(begin)

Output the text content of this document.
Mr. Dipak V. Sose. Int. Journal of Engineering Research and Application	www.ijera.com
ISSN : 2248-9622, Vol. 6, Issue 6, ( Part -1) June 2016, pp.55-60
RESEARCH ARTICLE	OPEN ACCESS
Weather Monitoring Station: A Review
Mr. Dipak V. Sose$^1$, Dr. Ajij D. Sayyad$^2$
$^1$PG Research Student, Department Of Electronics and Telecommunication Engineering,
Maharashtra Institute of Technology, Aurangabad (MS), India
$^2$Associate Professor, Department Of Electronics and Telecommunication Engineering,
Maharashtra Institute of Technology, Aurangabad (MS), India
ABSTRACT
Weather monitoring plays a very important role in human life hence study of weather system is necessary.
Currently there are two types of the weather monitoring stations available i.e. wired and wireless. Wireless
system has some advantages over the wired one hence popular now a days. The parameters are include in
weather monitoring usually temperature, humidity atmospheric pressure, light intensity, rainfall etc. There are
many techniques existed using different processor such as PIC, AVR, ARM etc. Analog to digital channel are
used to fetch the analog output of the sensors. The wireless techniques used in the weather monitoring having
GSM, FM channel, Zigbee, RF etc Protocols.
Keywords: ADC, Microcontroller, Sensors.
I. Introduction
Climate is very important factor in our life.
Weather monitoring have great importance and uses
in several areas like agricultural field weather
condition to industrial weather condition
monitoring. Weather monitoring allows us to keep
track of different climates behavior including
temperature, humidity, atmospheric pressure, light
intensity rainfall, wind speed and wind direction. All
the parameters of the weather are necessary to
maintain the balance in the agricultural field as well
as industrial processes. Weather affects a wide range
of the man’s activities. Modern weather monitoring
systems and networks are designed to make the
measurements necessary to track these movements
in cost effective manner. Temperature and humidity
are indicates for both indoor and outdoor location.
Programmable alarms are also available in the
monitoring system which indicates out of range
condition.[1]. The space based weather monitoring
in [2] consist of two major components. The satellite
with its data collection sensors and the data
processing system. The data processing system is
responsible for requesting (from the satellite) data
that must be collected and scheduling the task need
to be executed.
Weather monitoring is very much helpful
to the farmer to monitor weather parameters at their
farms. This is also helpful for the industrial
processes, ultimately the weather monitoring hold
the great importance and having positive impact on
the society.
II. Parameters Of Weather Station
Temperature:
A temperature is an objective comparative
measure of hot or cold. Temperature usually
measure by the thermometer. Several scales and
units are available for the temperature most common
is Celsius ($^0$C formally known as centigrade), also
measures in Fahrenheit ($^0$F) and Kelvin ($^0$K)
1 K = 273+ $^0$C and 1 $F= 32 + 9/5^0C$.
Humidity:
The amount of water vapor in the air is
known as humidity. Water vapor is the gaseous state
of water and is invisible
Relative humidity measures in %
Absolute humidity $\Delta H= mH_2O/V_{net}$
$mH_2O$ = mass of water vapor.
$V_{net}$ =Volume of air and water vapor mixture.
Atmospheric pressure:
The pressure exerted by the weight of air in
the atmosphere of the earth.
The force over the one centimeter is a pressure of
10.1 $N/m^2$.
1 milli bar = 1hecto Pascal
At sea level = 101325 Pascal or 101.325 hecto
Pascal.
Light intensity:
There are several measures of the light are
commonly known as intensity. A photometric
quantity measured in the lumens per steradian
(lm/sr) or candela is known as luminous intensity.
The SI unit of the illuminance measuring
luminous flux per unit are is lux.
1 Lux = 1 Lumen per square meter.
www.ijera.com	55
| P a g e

(end)

# GOAL
In the entries above, find each line with the word "indicates" and copy it.

# CORRECT ANSWER
are indicates for both indoor and outdoor location.
monitoring system which indicates out of range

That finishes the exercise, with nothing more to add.